--- START OF THE DATA ---

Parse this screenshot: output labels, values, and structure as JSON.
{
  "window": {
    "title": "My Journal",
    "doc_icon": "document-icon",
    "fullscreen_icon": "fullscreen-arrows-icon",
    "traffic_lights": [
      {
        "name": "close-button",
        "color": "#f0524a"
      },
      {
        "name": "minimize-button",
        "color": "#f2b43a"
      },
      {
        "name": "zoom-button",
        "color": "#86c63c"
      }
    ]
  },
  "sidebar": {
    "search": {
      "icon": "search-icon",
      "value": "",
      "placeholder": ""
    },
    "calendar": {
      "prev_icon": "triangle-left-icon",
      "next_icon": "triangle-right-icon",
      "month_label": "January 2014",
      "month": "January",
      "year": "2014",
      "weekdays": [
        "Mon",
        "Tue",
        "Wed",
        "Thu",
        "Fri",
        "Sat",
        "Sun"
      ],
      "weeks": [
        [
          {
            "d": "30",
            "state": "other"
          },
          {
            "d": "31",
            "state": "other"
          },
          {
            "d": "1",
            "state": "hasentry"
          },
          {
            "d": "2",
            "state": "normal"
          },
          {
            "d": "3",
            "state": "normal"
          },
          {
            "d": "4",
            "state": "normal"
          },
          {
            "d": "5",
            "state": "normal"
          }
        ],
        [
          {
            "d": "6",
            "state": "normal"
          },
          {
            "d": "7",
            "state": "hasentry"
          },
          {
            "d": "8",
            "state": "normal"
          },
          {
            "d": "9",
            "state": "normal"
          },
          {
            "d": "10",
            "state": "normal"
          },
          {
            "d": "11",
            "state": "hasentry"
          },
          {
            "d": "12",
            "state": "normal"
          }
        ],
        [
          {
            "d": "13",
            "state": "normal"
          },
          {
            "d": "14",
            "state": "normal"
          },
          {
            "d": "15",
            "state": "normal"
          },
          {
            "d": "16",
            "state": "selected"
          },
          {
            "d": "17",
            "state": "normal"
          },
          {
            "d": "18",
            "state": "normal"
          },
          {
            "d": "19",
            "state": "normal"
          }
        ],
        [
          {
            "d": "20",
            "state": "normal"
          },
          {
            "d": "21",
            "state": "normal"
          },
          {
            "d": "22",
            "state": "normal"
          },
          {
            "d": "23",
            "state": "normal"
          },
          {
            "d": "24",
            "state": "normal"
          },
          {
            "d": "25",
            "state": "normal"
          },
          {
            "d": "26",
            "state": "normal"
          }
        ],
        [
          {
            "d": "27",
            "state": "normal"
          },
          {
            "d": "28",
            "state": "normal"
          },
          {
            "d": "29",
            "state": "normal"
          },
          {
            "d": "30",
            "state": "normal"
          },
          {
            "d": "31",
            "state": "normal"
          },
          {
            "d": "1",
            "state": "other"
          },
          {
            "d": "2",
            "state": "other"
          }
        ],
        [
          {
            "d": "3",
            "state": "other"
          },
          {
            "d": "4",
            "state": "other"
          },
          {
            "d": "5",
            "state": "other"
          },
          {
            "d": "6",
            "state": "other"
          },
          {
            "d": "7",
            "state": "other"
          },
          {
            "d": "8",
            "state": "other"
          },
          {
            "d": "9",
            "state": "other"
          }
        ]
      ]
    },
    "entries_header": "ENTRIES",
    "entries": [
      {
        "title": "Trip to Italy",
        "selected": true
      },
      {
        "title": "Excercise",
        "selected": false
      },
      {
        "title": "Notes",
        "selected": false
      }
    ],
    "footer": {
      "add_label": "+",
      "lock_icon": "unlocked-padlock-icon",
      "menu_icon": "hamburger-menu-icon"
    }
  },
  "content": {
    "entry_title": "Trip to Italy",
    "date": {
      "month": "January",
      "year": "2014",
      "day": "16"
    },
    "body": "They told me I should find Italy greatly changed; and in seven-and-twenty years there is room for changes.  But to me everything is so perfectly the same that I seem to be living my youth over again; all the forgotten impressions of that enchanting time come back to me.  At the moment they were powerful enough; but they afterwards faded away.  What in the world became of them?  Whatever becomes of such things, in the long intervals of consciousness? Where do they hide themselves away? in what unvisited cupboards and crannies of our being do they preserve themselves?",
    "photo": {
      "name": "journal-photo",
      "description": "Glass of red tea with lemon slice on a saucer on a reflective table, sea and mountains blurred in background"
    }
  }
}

--- END OF THE DATA ---

# THE PROBLEM
Pull out every line in the data above that has the word "Trip".

# TASK ANSWER
        "title": "Trip to Italy",
    "entry_title": "Trip to Italy",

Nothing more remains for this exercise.